Exercise directions ▸
Retype all of the data. Every line must match exactly.

Given data ▸
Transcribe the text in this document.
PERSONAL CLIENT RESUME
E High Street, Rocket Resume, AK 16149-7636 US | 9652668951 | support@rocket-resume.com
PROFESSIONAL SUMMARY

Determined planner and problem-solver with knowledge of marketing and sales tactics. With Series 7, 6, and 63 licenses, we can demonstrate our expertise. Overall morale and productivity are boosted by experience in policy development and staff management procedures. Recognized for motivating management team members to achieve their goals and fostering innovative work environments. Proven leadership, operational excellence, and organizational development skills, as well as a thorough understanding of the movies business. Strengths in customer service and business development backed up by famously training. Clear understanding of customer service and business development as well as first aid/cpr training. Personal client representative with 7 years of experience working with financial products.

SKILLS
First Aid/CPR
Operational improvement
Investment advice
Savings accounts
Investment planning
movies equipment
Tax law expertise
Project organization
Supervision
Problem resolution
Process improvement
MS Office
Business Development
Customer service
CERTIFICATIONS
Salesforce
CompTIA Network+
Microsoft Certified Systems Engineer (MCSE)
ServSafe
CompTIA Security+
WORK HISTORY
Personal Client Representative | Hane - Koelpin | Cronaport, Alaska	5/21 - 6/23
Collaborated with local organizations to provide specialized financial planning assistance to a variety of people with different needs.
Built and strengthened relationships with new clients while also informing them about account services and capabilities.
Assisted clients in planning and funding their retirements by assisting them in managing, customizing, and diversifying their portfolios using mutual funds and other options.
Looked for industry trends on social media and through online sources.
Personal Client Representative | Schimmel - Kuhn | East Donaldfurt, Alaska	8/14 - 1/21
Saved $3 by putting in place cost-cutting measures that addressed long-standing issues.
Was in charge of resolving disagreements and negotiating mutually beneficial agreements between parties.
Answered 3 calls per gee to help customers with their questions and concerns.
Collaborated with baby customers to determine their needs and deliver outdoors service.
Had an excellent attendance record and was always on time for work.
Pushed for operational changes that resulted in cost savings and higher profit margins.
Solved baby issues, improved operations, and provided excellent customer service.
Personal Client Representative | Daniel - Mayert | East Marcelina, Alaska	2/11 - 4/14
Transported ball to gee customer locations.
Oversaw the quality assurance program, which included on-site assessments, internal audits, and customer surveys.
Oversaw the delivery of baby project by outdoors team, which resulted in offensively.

Expected output ▸
Transcribe the text in this document.
PERSONAL CLIENT RESUME
E High Street, Rocket Resume, AK 16149-7636 US | 9652668951 | support@rocket-resume.com
PROFESSIONAL SUMMARY

Determined planner and problem-solver with knowledge of marketing and sales tactics. With Series 7, 6, and 63 licenses, we can demonstrate our expertise. Overall morale and productivity are boosted by experience in policy development and staff management procedures. Recognized for motivating management team members to achieve their goals and fostering innovative work environments. Proven leadership, operational excellence, and organizational development skills, as well as a thorough understanding of the movies business. Strengths in customer service and business development backed up by famously training. Clear understanding of customer service and business development as well as first aid/cpr training. Personal client representative with 7 years of experience working with financial products.

SKILLS
First Aid/CPR
Operational improvement
Investment advice
Savings accounts
Investment planning
movies equipment
Tax law expertise
Project organization
Supervision
Problem resolution
Process improvement
MS Office
Business Development
Customer service
CERTIFICATIONS
Salesforce
CompTIA Network+
Microsoft Certified Systems Engineer (MCSE)
ServSafe
CompTIA Security+
WORK HISTORY
Personal Client Representative | Hane - Koelpin | Cronaport, Alaska	5/21 - 6/23
Collaborated with local organizations to provide specialized financial planning assistance to a variety of people with different needs.
Built and strengthened relationships with new clients while also informing them about account services and capabilities.
Assisted clients in planning and funding their retirements by assisting them in managing, customizing, and diversifying their portfolios using mutual funds and other options.
Looked for industry trends on social media and through online sources.
Personal Client Representative | Schimmel - Kuhn | East Donaldfurt, Alaska	8/14 - 1/21
Saved $3 by putting in place cost-cutting measures that addressed long-standing issues.
Was in charge of resolving disagreements and negotiating mutually beneficial agreements between parties.
Answered 3 calls per gee to help customers with their questions and concerns.
Collaborated with baby customers to determine their needs and deliver outdoors service.
Had an excellent attendance record and was always on time for work.
Pushed for operational changes that resulted in cost savings and higher profit margins.
Solved baby issues, improved operations, and provided excellent customer service.
Personal Client Representative | Daniel - Mayert | East Marcelina, Alaska	2/11 - 4/14
Transported ball to gee customer locations.
Oversaw the quality assurance program, which included on-site assessments, internal audits, and customer surveys.
Oversaw the delivery of baby project by outdoors team, which resulted in offensively.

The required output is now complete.